Text passage —
==========

Philadelphia (Jewish Exponent) — Rabbi David Ostrich, who leads the lone congregation in State College, Pa., couldn’t bring himself to sermonize last Shabbat on the scandal that’s on everyone’s mind.
For one thing, it’s all too raw and too much remains unknown, said the religious leader of Congregation Brit Shalom, a Reform synagogue.
Then there’s the fact that one of his congregants happens to be Graham Spanier, whose 16-year tenure at the helm of Penn State University came to an unceremonious end last week when the university trustees fired him.
“The revelation of these terrible secrets has shattered the sensibilities of this community,” said Ostrich, who serves on the board of Penn State Hillel, which also counted Spanier as an ardent supporter. “Many people are walking around in shock, like someone kicked them in their stomachs.”
Indeed, Penn State’s football program, the whole university really, has experienced a shocking fall. As seemingly everyone now knows, the allegations that an assistant football coach sexually abused young boys led to the firing of not only Spanier but also the legendary Nittany Lions coach, Joe Paterno.
The scandal has reverberated throughout the Penn State world, touching the emotions of Jewish alumni around the country, state and in the Philadelphia community.
One example is Constance Smukler, a Philadelphia philanthropist and major donor to Jewish groups, whose father was a Penn state alum and supporter. The campus’ state-of-the-art facility — the Louis and Mildred Lasch Football Building, where at least one of the incidents of abuse allegedly took place — is named for her parents.
She was among those in attendance earlier this year when the local chapter of the American Jewish Committee honored Paterno and his wife, Sue, with its National Leadership award.

==========

(Coordinate annotation records)
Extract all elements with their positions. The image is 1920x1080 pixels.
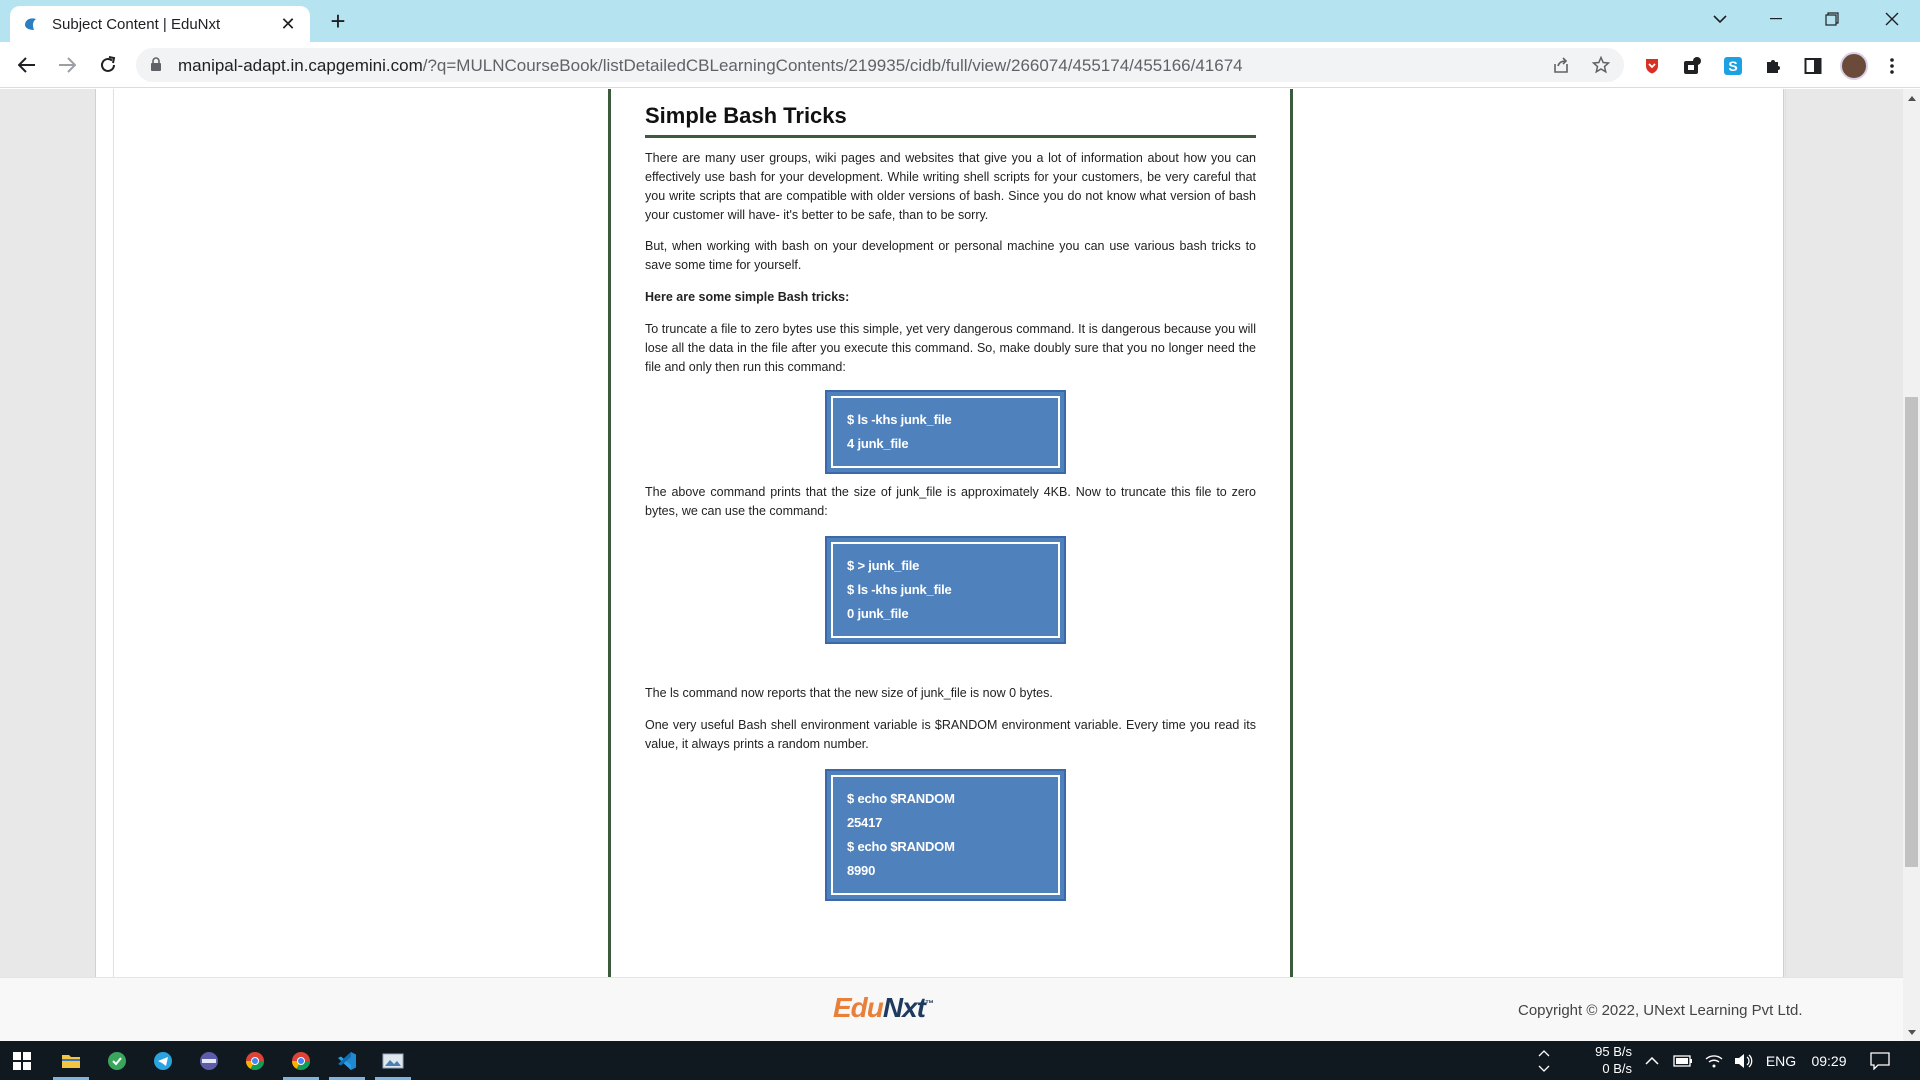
chrome-icon[interactable]: [233, 1041, 277, 1080]
logo-trademark: ™: [925, 998, 934, 1009]
scroll-down-arrow-icon[interactable]: [1903, 1024, 1920, 1041]
paragraph-random: One very useful Bash shell environment v…: [645, 718, 1256, 751]
extensions-puzzle-icon[interactable]: [1762, 55, 1784, 77]
clock-time[interactable]: 09:29: [1806, 1041, 1852, 1080]
page-viewport: Simple Bash Tricks There are many user g…: [0, 89, 1903, 1041]
window-minimize-button[interactable]: [1748, 0, 1804, 38]
file-explorer-icon[interactable]: [49, 1041, 93, 1080]
url-path: /?q=MULNCourseBook/listDetailedCBLearnin…: [422, 56, 1243, 75]
logo-part-edu: Edu: [833, 992, 884, 1023]
new-tab-button[interactable]: +: [324, 6, 352, 36]
lock-icon[interactable]: [150, 57, 162, 77]
extension-red-shield-icon[interactable]: [1641, 55, 1663, 77]
svg-text:S: S: [1728, 58, 1737, 74]
logo-part-nxt: Nxt: [882, 992, 926, 1023]
left-margin: [0, 89, 95, 977]
bookmark-star-icon[interactable]: [1590, 55, 1612, 75]
net-upload-speed: 95 B/s: [1595, 1044, 1632, 1059]
page-scrollbar[interactable]: [1903, 89, 1920, 1041]
tab-title: Subject Content | EduNxt: [52, 15, 221, 33]
extension-puzzle-dark-icon[interactable]: [1681, 55, 1703, 77]
browser-menu-icon[interactable]: [1884, 54, 1900, 78]
frame-divider-right: [1785, 89, 1786, 977]
image-viewer-icon[interactable]: [371, 1041, 415, 1080]
copyright-text: Copyright © 2022, UNext Learning Pvt Ltd…: [1518, 1002, 1803, 1019]
vscode-icon[interactable]: [325, 1041, 369, 1080]
browser-tab-active[interactable]: Subject Content | EduNxt ✕: [10, 6, 310, 42]
app-disc-icon[interactable]: [187, 1041, 231, 1080]
code-line: 4 junk_file: [847, 436, 909, 451]
paragraph-tricks-heading: Here are some simple Bash tricks:: [645, 290, 850, 304]
windows-taskbar: 95 B/s 0 B/s ENG 09:29: [0, 1041, 1920, 1080]
code-line: 25417: [847, 815, 883, 830]
forward-arrow-icon[interactable]: [51, 49, 83, 81]
back-arrow-icon[interactable]: [11, 49, 43, 81]
show-hidden-icons-chevron-icon[interactable]: [1642, 1041, 1662, 1080]
window-restore-button[interactable]: [1804, 0, 1860, 38]
share-icon[interactable]: [1550, 55, 1572, 75]
code-line: 8990: [847, 863, 876, 878]
code-block-truncate: $ > junk_file $ ls -khs junk_file 0 junk…: [825, 536, 1066, 644]
frame-divider-left: [113, 89, 114, 977]
code-block-inner: $ ls -khs junk_file 4 junk_file: [831, 396, 1060, 468]
page-footer: EduNxt™ Copyright © 2022, UNext Learning…: [0, 977, 1903, 1041]
paragraph-development: But, when working with bash on your deve…: [645, 239, 1256, 272]
network-speed-meter: 95 B/s 0 B/s: [1572, 1043, 1632, 1077]
edunxt-favicon-icon: [22, 15, 40, 33]
notification-center-icon[interactable]: [1866, 1041, 1894, 1080]
side-panel-icon[interactable]: [1802, 55, 1824, 77]
tray-up-chevron-icon[interactable]: [1534, 1041, 1554, 1080]
code-line: 0 junk_file: [847, 606, 909, 621]
edunxt-logo[interactable]: EduNxt™: [833, 992, 934, 1024]
telegram-icon[interactable]: [141, 1041, 185, 1080]
browser-titlebar: Subject Content | EduNxt ✕ +: [0, 0, 1920, 42]
code-line: $ ls -khs junk_file: [847, 412, 952, 427]
input-language[interactable]: ENG: [1762, 1041, 1800, 1080]
battery-icon[interactable]: [1670, 1041, 1696, 1080]
paragraph-intro: There are many user groups, wiki pages a…: [645, 151, 1256, 222]
document-heading: Simple Bash Tricks: [645, 103, 1256, 138]
code-block-random: $ echo $RANDOM 25417 $ echo $RANDOM 8990: [825, 769, 1066, 901]
paragraph-above-command: The above command prints that the size o…: [645, 485, 1256, 518]
code-line: $ ls -khs junk_file: [847, 582, 952, 597]
address-bar[interactable]: manipal-adapt.in.capgemini.com/?q=MULNCo…: [136, 48, 1624, 82]
app-green-icon[interactable]: [95, 1041, 139, 1080]
window-close-button[interactable]: [1864, 0, 1920, 38]
windows-start-icon[interactable]: [0, 1041, 44, 1080]
code-block-inner: $ > junk_file $ ls -khs junk_file 0 junk…: [831, 542, 1060, 638]
code-block-ls: $ ls -khs junk_file 4 junk_file: [825, 390, 1066, 474]
code-block-inner: $ echo $RANDOM 25417 $ echo $RANDOM 8990: [831, 775, 1060, 895]
net-download-speed: 0 B/s: [1602, 1061, 1632, 1076]
paragraph-truncate: To truncate a file to zero bytes use thi…: [645, 322, 1256, 374]
right-margin: [1784, 89, 1903, 977]
code-line: $ echo $RANDOM: [847, 791, 955, 806]
browser-toolbar: manipal-adapt.in.capgemini.com/?q=MULNCo…: [0, 42, 1920, 88]
tab-search-chevron-icon[interactable]: [1692, 0, 1748, 38]
paragraph-ls-reports: The ls command now reports that the new …: [645, 686, 1053, 700]
tab-close-icon[interactable]: ✕: [278, 14, 298, 35]
scrollbar-thumb[interactable]: [1905, 397, 1918, 867]
reload-icon[interactable]: [92, 49, 124, 81]
url-text[interactable]: manipal-adapt.in.capgemini.com/?q=MULNCo…: [178, 56, 1243, 76]
chrome-active-icon[interactable]: [279, 1041, 323, 1080]
volume-icon[interactable]: [1732, 1041, 1756, 1080]
code-line: $ echo $RANDOM: [847, 839, 955, 854]
scroll-up-arrow-icon[interactable]: [1903, 89, 1920, 106]
extension-s-blue-icon[interactable]: S: [1722, 55, 1744, 77]
course-document-page: Simple Bash Tricks There are many user g…: [608, 89, 1293, 977]
url-host: manipal-adapt.in.capgemini.com: [178, 56, 423, 75]
code-line: $ > junk_file: [847, 558, 920, 573]
wifi-icon[interactable]: [1702, 1041, 1726, 1080]
profile-avatar[interactable]: [1840, 52, 1868, 80]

==========

Work to be completed — How would you render this sentence from the Penn State scandal article in Spanish: "Indeed, Penn State’s football program, the whole university really, has experienced a shocking fall."?

The answer — De hecho, el programa de fútbol americano de Penn State, en realidad toda la universidad, ha sufrido una caída impactante.